TASK PROMPT
For the entries that follow, state how many lines include the word "Graphic", giving the number and nothing else.

INPUT MATERIAL
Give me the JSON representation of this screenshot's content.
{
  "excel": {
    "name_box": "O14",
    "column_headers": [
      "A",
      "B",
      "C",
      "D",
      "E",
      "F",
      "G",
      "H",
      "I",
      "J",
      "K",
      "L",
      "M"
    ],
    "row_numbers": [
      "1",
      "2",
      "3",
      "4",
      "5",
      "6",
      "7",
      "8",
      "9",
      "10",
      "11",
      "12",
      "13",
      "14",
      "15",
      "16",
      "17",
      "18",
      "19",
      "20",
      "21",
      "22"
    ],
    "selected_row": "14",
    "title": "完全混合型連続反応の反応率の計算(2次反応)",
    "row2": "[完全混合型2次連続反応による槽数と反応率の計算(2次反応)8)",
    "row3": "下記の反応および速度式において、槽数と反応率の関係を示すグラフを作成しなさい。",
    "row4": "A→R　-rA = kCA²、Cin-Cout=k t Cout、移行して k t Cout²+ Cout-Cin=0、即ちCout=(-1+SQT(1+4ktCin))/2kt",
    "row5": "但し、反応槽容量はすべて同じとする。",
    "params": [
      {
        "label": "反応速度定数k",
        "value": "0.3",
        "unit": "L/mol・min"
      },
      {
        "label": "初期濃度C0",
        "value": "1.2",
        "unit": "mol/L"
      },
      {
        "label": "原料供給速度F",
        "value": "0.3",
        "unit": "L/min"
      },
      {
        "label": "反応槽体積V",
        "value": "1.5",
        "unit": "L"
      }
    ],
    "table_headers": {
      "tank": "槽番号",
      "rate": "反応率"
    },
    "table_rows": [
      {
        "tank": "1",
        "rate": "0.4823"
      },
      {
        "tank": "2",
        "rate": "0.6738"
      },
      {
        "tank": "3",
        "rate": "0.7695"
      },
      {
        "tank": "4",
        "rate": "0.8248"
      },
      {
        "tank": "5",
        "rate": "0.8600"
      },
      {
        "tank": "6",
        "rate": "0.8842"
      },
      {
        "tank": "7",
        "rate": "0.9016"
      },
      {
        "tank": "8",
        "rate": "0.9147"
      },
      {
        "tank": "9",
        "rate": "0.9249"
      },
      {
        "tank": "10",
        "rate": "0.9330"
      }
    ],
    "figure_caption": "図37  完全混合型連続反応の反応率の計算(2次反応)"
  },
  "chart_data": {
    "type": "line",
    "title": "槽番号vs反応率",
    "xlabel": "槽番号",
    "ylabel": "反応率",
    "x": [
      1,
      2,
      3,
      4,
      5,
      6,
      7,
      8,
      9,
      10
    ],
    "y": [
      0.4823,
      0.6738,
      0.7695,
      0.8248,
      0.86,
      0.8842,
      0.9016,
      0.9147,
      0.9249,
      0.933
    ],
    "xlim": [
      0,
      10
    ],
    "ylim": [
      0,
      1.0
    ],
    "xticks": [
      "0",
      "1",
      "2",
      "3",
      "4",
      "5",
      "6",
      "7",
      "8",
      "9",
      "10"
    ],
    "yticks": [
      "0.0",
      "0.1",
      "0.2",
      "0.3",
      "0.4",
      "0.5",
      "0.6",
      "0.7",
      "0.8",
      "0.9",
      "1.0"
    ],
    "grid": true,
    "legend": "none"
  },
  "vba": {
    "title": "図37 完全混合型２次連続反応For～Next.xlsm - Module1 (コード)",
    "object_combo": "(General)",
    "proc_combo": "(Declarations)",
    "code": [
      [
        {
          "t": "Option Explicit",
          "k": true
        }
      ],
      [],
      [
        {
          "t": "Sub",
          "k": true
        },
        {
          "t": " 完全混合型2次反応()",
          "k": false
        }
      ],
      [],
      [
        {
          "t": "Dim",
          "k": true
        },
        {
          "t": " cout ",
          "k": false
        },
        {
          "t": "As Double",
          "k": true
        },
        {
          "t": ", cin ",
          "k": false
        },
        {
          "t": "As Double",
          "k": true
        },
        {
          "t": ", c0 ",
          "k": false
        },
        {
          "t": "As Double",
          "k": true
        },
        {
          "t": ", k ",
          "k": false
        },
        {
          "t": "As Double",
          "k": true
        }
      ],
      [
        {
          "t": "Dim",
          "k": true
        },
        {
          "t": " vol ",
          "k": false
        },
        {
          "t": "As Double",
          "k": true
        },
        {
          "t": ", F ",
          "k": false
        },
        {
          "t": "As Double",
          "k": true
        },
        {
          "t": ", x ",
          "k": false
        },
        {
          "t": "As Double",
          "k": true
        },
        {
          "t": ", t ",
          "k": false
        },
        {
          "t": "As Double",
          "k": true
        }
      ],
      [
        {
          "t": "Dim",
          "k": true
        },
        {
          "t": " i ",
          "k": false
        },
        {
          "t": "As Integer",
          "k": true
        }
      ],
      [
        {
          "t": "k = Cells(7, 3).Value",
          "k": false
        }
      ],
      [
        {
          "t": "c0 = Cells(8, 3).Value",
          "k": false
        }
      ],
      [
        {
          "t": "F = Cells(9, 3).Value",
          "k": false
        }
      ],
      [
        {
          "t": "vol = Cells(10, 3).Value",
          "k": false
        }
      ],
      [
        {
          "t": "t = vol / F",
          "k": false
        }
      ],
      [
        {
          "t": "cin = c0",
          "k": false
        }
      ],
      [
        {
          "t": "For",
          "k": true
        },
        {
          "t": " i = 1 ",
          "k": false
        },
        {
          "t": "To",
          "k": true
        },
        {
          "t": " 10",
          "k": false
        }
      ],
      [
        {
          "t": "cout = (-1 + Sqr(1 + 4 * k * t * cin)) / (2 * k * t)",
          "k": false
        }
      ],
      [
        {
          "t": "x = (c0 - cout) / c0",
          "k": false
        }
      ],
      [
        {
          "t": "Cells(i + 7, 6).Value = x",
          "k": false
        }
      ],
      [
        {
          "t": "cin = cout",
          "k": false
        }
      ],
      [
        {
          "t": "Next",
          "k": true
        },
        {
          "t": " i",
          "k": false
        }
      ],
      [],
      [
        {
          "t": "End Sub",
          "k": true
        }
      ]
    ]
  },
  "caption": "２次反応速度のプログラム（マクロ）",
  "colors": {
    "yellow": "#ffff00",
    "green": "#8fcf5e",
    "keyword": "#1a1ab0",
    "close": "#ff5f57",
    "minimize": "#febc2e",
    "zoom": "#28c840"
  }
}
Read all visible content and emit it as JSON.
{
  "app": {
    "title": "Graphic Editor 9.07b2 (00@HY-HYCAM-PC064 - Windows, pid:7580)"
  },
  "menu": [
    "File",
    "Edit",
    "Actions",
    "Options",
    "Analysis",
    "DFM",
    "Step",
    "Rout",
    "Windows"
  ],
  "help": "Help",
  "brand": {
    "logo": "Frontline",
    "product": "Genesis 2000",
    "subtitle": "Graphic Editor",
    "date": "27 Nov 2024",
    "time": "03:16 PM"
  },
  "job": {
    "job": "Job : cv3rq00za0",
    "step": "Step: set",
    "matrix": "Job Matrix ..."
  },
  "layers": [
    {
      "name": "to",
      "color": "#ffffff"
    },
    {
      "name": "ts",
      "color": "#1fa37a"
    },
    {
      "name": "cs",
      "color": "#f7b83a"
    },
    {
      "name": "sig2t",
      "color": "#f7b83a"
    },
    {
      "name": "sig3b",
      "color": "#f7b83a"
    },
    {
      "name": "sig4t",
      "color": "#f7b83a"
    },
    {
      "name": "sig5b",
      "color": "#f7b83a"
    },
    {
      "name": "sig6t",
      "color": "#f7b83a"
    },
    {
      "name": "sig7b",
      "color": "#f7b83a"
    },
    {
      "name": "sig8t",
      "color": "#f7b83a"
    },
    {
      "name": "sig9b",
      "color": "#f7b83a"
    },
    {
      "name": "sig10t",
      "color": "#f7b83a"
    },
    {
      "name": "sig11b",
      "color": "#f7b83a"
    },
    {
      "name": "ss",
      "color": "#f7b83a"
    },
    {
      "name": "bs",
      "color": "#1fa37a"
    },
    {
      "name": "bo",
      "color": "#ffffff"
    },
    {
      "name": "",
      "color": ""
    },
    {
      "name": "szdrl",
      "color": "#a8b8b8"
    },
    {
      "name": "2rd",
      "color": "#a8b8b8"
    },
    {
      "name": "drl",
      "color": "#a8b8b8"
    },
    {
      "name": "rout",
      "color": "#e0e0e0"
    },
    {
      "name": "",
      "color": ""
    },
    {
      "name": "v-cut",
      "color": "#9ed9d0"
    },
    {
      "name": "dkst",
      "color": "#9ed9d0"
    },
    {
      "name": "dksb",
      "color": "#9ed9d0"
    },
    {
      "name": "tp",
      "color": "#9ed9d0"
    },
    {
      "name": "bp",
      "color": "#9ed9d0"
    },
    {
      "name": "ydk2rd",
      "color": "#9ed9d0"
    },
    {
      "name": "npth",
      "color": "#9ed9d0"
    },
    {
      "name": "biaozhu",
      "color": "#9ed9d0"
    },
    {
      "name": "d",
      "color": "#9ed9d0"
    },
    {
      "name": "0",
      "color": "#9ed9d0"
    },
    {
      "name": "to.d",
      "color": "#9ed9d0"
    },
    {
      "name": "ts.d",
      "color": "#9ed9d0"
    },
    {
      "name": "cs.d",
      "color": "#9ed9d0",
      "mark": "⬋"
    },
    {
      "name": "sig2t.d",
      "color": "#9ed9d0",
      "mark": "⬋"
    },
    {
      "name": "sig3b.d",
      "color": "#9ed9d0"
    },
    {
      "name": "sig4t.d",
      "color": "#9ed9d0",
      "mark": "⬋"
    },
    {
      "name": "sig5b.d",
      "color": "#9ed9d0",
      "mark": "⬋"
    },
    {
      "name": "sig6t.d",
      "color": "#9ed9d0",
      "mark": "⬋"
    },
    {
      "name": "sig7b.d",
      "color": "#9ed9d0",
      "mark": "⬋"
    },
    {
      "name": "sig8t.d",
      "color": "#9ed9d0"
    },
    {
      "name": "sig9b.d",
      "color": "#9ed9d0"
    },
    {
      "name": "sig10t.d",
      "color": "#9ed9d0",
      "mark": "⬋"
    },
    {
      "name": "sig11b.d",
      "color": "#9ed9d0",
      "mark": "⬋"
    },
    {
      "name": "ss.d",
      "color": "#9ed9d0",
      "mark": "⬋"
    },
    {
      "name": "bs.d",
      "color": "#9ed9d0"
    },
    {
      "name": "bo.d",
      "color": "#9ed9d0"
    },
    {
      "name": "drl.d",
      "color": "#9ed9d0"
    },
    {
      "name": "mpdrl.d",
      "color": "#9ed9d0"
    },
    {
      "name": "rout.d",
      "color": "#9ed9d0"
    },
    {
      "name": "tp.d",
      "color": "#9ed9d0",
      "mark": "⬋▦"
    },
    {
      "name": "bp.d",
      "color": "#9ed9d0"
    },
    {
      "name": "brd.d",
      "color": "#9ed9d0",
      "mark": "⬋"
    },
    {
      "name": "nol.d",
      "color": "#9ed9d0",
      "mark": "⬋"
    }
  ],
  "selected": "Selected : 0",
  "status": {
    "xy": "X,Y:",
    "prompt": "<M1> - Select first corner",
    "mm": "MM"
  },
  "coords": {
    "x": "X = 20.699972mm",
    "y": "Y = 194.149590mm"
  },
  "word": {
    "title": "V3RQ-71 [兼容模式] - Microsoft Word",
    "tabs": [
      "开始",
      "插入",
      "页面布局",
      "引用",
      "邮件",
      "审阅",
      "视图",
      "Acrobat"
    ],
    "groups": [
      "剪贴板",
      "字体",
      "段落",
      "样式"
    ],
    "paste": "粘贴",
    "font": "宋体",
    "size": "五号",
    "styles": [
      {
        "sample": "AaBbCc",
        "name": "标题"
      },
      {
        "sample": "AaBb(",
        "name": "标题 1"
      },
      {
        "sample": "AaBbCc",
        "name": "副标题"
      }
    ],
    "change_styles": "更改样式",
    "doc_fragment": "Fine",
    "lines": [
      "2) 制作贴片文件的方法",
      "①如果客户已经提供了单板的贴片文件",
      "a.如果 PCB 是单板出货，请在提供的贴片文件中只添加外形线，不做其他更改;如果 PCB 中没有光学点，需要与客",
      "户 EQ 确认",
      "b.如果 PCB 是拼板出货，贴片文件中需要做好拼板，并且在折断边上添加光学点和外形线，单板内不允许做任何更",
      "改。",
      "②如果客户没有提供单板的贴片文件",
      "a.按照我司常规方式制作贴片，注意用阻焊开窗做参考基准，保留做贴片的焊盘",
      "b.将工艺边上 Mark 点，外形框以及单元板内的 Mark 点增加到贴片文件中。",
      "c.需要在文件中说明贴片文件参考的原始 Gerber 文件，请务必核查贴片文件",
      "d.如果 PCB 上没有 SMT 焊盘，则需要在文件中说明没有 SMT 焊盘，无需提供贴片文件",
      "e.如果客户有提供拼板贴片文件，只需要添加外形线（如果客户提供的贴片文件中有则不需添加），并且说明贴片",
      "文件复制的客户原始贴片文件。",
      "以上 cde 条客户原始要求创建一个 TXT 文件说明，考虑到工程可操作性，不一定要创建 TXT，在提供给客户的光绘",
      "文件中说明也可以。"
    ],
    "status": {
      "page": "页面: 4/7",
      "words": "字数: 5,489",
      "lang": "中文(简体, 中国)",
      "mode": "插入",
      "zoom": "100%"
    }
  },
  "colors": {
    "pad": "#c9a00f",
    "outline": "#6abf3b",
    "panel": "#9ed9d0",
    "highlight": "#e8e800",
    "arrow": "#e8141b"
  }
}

RESULT OF THE EXERCISE
2